## Requirements:
[a] Write out the passage of the post about virtual machines between "Two VMs that" and "(esp. for LLVM).", inclusive, with its wording unchanged.
[b] Answer these questions from the post about virtual machines:
(i) Which tool can run C++11 as an interpreted language?
(ii) What does the post say libJIT technically is not?
(iii) For which of the two options did the writer especially want other resources?
[c] For each statement, say whether it agrees with the post about virtual machines, and quote the words that decide it:
(i) LLVM already has a debugger.
(ii) libJIT is a complete VM.
(iii) There is plenty of documentation on using LLVM as a VM.

## Reading passage:

##############################

Two VMs that have caught my eye are:

  • LLVM: While I have seen posts that suggest not using LLVM as an VM, it does seem to have a lot going for it. It can do optimization, JIT, has a nice debugger already, etc. While there doesn't seem to be too much documentation on using LLVM in this manner, there is Cling which is capable of running c++11 as an interpreted language (which is pretty impressive), as well as the command-line tool 'lli'.

  • libJIT: Technically this isn't a VM, but provides the necessary tools to create one.

So my questions are:

  1. Does anyone have experience with either of these VMs and can give negative/positive experiences.
  2. I've gone through a lot of the documentation for both LLVM and libJIT, but wanted to check if anyone had any recommendations for other resources (esp. for LLVM).

##############################

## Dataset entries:
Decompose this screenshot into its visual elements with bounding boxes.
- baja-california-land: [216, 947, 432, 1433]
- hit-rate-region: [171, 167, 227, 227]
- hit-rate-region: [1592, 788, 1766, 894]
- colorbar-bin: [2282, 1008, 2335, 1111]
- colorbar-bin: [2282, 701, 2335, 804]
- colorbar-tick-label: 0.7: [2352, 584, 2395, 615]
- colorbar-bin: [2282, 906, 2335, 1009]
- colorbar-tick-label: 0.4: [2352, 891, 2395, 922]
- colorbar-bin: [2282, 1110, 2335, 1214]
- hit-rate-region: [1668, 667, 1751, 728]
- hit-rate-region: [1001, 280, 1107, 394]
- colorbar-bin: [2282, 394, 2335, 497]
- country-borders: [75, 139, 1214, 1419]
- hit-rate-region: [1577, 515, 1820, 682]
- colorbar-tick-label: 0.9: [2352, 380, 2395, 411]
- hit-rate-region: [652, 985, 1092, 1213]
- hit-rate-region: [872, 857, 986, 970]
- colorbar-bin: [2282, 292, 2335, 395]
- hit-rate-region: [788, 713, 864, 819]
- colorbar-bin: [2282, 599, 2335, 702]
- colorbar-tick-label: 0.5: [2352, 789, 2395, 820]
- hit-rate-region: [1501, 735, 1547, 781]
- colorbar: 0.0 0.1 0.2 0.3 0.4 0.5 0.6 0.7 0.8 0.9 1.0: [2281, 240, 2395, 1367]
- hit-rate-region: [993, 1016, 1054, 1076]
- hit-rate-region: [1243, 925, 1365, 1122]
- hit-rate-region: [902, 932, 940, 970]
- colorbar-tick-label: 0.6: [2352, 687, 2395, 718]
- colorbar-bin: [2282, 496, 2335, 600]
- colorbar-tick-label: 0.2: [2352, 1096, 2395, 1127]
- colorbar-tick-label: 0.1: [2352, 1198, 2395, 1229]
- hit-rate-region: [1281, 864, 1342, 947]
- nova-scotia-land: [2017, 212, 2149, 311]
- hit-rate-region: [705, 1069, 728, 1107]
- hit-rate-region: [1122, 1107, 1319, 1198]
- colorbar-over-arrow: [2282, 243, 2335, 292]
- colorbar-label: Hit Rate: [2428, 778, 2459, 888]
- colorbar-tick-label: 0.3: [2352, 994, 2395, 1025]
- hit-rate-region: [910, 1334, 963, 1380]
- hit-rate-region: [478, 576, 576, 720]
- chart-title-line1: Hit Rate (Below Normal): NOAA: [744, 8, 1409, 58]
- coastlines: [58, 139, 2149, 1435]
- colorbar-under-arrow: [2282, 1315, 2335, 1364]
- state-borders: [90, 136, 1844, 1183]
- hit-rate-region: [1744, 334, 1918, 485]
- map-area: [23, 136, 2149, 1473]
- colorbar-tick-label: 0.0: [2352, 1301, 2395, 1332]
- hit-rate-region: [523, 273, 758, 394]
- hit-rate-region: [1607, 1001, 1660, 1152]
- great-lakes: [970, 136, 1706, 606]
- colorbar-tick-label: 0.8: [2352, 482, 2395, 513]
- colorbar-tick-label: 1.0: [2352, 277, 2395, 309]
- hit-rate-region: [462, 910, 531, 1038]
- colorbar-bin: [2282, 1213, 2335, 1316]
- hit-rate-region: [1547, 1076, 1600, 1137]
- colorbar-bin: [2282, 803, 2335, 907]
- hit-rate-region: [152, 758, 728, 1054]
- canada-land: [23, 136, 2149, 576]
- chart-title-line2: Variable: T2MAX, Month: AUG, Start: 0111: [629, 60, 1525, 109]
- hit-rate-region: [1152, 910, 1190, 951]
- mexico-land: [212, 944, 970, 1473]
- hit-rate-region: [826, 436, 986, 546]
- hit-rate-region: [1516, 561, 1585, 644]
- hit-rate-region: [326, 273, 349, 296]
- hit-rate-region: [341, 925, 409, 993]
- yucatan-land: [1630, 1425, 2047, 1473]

##############################

## Solutions per task:
[a]
Two VMs that have caught my eye are:

  • LLVM: While I have seen posts that suggest not using LLVM as an VM, it does seem to have a lot going for it. It can do optimization, JIT, has a nice debugger already, etc. While there doesn't seem to be too much documentation on using LLVM in this manner, there is Cling which is capable of running c++11 as an interpreted language (which is pretty impressive), as well as the command-line tool 'lli'.

  • libJIT: Technically this isn't a VM, but provides the necessary tools to create one.

So my questions are:

  1. Does anyone have experience with either of these VMs and can give negative/positive experiences.
  2. I've gone through a lot of the documentation for both LLVM and libJIT, but wanted to check if anyone had any recommendations for other resources (esp. for LLVM).

[b]
(i) Cling
(ii) A VM
(iii) LLVM

[c]
(i) Yes: "has a nice debugger already"
(ii) No: "Technically this isn't a VM, but provides the necessary tools to create one."
(iii) No: "there doesn't seem to be too much documentation on using LLVM in this manner"